(Figure dataset records)
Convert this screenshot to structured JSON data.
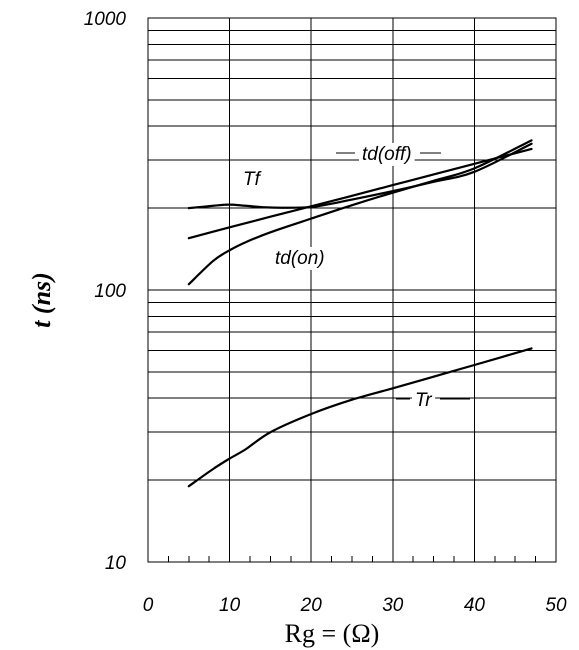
{
  "chart_data": {
    "type": "line",
    "title": "",
    "xlabel": "Rg = (Ω)",
    "ylabel": "t (ns)",
    "xlim": [
      0,
      50
    ],
    "ylim": [
      10,
      1000
    ],
    "y_scale": "log",
    "grid": true,
    "x_ticks": [
      0,
      10,
      20,
      30,
      40,
      50
    ],
    "x_tick_labels": [
      "0",
      "10",
      "20",
      "30",
      "40",
      "50"
    ],
    "y_ticks": [
      10,
      100,
      1000
    ],
    "y_tick_labels": [
      "10",
      "100",
      "1000"
    ],
    "series": [
      {
        "name": "td(off)",
        "x": [
          5,
          10,
          15,
          20,
          25,
          30,
          35,
          40,
          47
        ],
        "y": [
          155,
          170,
          186,
          203,
          222,
          243,
          266,
          291,
          330
        ]
      },
      {
        "name": "Tf",
        "x": [
          5,
          8,
          10,
          12,
          15,
          20,
          25,
          30,
          35,
          40,
          47
        ],
        "y": [
          200,
          204,
          206,
          204,
          201,
          202,
          215,
          231,
          250,
          272,
          345
        ]
      },
      {
        "name": "td(on)",
        "x": [
          5,
          8,
          10,
          12,
          15,
          20,
          25,
          30,
          35,
          40,
          47
        ],
        "y": [
          105,
          128,
          140,
          150,
          163,
          183,
          205,
          228,
          252,
          280,
          355
        ]
      },
      {
        "name": "Tr",
        "x": [
          5,
          8,
          10,
          12,
          15,
          20,
          25,
          30,
          35,
          40,
          47
        ],
        "y": [
          19,
          22,
          24,
          26,
          30,
          35,
          39.5,
          43.5,
          48,
          53,
          61
        ]
      }
    ]
  }
}
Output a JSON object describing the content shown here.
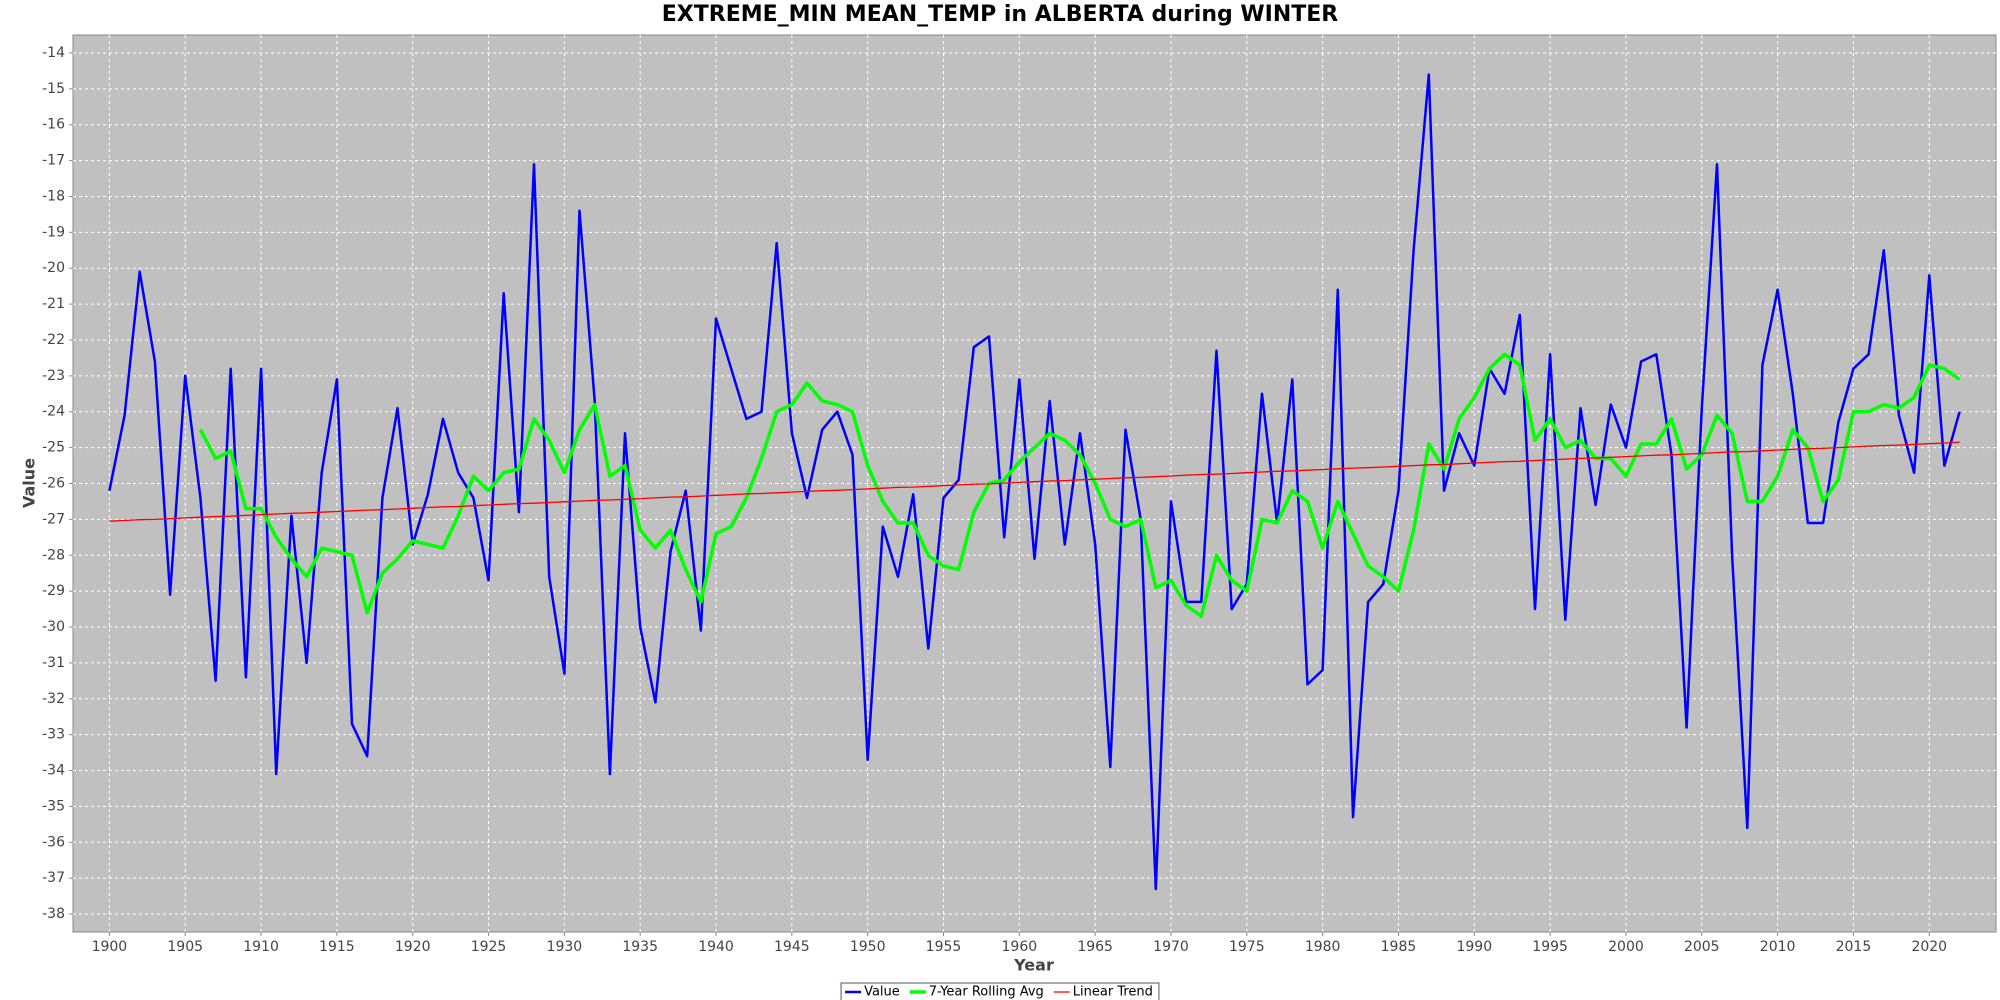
{
  "chart_data": {
    "type": "line",
    "title": "EXTREME_MIN MEAN_TEMP in ALBERTA during WINTER",
    "x_label": "Year",
    "y_label": "Value",
    "x": [
      1900,
      1901,
      1902,
      1903,
      1904,
      1905,
      1906,
      1907,
      1908,
      1909,
      1910,
      1911,
      1912,
      1913,
      1914,
      1915,
      1916,
      1917,
      1918,
      1919,
      1920,
      1921,
      1922,
      1923,
      1924,
      1925,
      1926,
      1927,
      1928,
      1929,
      1930,
      1931,
      1932,
      1933,
      1934,
      1935,
      1936,
      1937,
      1938,
      1939,
      1940,
      1941,
      1942,
      1943,
      1944,
      1945,
      1946,
      1947,
      1948,
      1949,
      1950,
      1951,
      1952,
      1953,
      1954,
      1955,
      1956,
      1957,
      1958,
      1959,
      1960,
      1961,
      1962,
      1963,
      1964,
      1965,
      1966,
      1967,
      1968,
      1969,
      1970,
      1971,
      1972,
      1973,
      1974,
      1975,
      1976,
      1977,
      1978,
      1979,
      1980,
      1981,
      1982,
      1983,
      1984,
      1985,
      1986,
      1987,
      1988,
      1989,
      1990,
      1991,
      1992,
      1993,
      1994,
      1995,
      1996,
      1997,
      1998,
      1999,
      2000,
      2001,
      2002,
      2003,
      2004,
      2005,
      2006,
      2007,
      2008,
      2009,
      2010,
      2011,
      2012,
      2013,
      2014,
      2015,
      2016,
      2017,
      2018,
      2019,
      2020,
      2021,
      2022
    ],
    "series": [
      {
        "name": "Value",
        "color": "#0000ff",
        "values": [
          -26.2,
          -24.1,
          -20.1,
          -22.6,
          -29.1,
          -23.0,
          -26.4,
          -31.5,
          -22.8,
          -31.4,
          -22.8,
          -34.1,
          -26.9,
          -31.0,
          -25.7,
          -23.1,
          -32.7,
          -33.6,
          -26.4,
          -23.9,
          -27.7,
          -26.3,
          -24.2,
          -25.7,
          -26.4,
          -28.7,
          -20.7,
          -26.8,
          -17.1,
          -28.6,
          -31.3,
          -18.4,
          -23.7,
          -34.1,
          -24.6,
          -30.0,
          -32.1,
          -27.9,
          -26.2,
          -30.1,
          -21.4,
          -22.8,
          -24.2,
          -24.0,
          -19.3,
          -24.6,
          -26.4,
          -24.5,
          -24.0,
          -25.2,
          -33.7,
          -27.2,
          -28.6,
          -26.3,
          -30.6,
          -26.4,
          -25.9,
          -22.2,
          -21.9,
          -27.5,
          -23.1,
          -28.1,
          -23.7,
          -27.7,
          -24.6,
          -27.7,
          -33.9,
          -24.5,
          -27.0,
          -37.3,
          -26.5,
          -29.3,
          -29.3,
          -22.3,
          -29.5,
          -28.8,
          -23.5,
          -27.1,
          -23.1,
          -31.6,
          -31.2,
          -20.6,
          -35.3,
          -29.3,
          -28.8,
          -26.2,
          -19.5,
          -14.6,
          -26.2,
          -24.6,
          -25.5,
          -22.8,
          -23.5,
          -21.3,
          -29.5,
          -22.4,
          -29.8,
          -23.9,
          -26.6,
          -23.8,
          -25.0,
          -22.6,
          -22.4,
          -25.2,
          -32.8,
          -23.9,
          -17.1,
          -28.0,
          -35.6,
          -22.7,
          -20.6,
          -23.5,
          -27.1,
          -27.1,
          -24.3,
          -22.8,
          -22.4,
          -19.5,
          -24.1,
          -25.7,
          -20.2,
          -25.5,
          -24.0
        ]
      },
      {
        "name": "7-Year Rolling Avg",
        "color": "#00ff00",
        "values": [
          null,
          null,
          null,
          null,
          null,
          null,
          -24.5,
          -25.3,
          -25.1,
          -26.7,
          -26.7,
          -27.5,
          -28.1,
          -28.6,
          -27.8,
          -27.9,
          -28.0,
          -29.6,
          -28.5,
          -28.1,
          -27.6,
          -27.7,
          -27.8,
          -26.9,
          -25.8,
          -26.2,
          -25.7,
          -25.6,
          -24.2,
          -24.8,
          -25.7,
          -24.5,
          -23.8,
          -25.8,
          -25.5,
          -27.3,
          -27.8,
          -27.3,
          -28.4,
          -29.3,
          -27.4,
          -27.2,
          -26.4,
          -25.3,
          -24.0,
          -23.8,
          -23.2,
          -23.7,
          -23.8,
          -24.0,
          -25.5,
          -26.5,
          -27.1,
          -27.1,
          -28.0,
          -28.3,
          -28.4,
          -26.8,
          -26.0,
          -25.9,
          -25.4,
          -25.0,
          -24.6,
          -24.8,
          -25.2,
          -26.0,
          -27.0,
          -27.2,
          -27.0,
          -28.9,
          -28.7,
          -29.4,
          -29.7,
          -28.0,
          -28.7,
          -29.0,
          -27.0,
          -27.1,
          -26.2,
          -26.5,
          -27.8,
          -26.5,
          -27.4,
          -28.3,
          -28.6,
          -29.0,
          -27.3,
          -24.9,
          -25.6,
          -24.2,
          -23.6,
          -22.8,
          -22.4,
          -22.7,
          -24.8,
          -24.2,
          -25.0,
          -24.8,
          -25.3,
          -25.3,
          -25.8,
          -24.9,
          -24.9,
          -24.2,
          -25.6,
          -25.2,
          -24.1,
          -24.6,
          -26.5,
          -26.5,
          -25.8,
          -24.5,
          -25.0,
          -26.5,
          -25.9,
          -24.0,
          -24.0,
          -23.8,
          -23.9,
          -23.6,
          -22.7,
          -22.8,
          -23.1
        ]
      },
      {
        "name": "Linear Trend",
        "color": "#ff0000",
        "values": [
          -27.05,
          -27.03,
          -27.01,
          -27.0,
          -26.98,
          -26.96,
          -26.94,
          -26.92,
          -26.91,
          -26.89,
          -26.87,
          -26.85,
          -26.83,
          -26.82,
          -26.8,
          -26.78,
          -26.76,
          -26.74,
          -26.73,
          -26.71,
          -26.69,
          -26.67,
          -26.65,
          -26.64,
          -26.62,
          -26.6,
          -26.58,
          -26.56,
          -26.55,
          -26.53,
          -26.51,
          -26.49,
          -26.47,
          -26.46,
          -26.44,
          -26.42,
          -26.4,
          -26.38,
          -26.37,
          -26.35,
          -26.33,
          -26.31,
          -26.29,
          -26.28,
          -26.26,
          -26.24,
          -26.22,
          -26.2,
          -26.19,
          -26.17,
          -26.15,
          -26.13,
          -26.11,
          -26.1,
          -26.08,
          -26.06,
          -26.04,
          -26.02,
          -26.01,
          -25.99,
          -25.97,
          -25.95,
          -25.93,
          -25.92,
          -25.9,
          -25.88,
          -25.86,
          -25.84,
          -25.83,
          -25.81,
          -25.79,
          -25.77,
          -25.75,
          -25.74,
          -25.72,
          -25.7,
          -25.68,
          -25.66,
          -25.65,
          -25.63,
          -25.61,
          -25.59,
          -25.57,
          -25.56,
          -25.54,
          -25.52,
          -25.5,
          -25.48,
          -25.47,
          -25.45,
          -25.43,
          -25.41,
          -25.39,
          -25.38,
          -25.36,
          -25.34,
          -25.32,
          -25.3,
          -25.29,
          -25.27,
          -25.25,
          -25.23,
          -25.21,
          -25.2,
          -25.18,
          -25.16,
          -25.14,
          -25.12,
          -25.11,
          -25.09,
          -25.07,
          -25.05,
          -25.03,
          -25.02,
          -25.0,
          -24.98,
          -24.96,
          -24.94,
          -24.93,
          -24.91,
          -24.89,
          -24.87,
          -24.85
        ]
      }
    ],
    "xlim": [
      1897.6,
      2024.4
    ],
    "xticks": [
      1900,
      1905,
      1910,
      1915,
      1920,
      1925,
      1930,
      1935,
      1940,
      1945,
      1950,
      1955,
      1960,
      1965,
      1970,
      1975,
      1980,
      1985,
      1990,
      1995,
      2000,
      2005,
      2010,
      2015,
      2020
    ],
    "ylim": [
      -38.5,
      -13.5
    ],
    "yticks": [
      -38,
      -37,
      -36,
      -35,
      -34,
      -33,
      -32,
      -31,
      -30,
      -29,
      -28,
      -27,
      -26,
      -25,
      -24,
      -23,
      -22,
      -21,
      -20,
      -19,
      -18,
      -17,
      -16,
      -15,
      -14
    ],
    "grid": true,
    "legend": "bottom"
  }
}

WHAT YOU ARE ASKED TO DO:
Locate the word "color" in the data above. Copy every line carrying it.

THE OUTPUT:
        "color": "#0000ff",
        "color": "#00ff00",
        "color": "#ff0000",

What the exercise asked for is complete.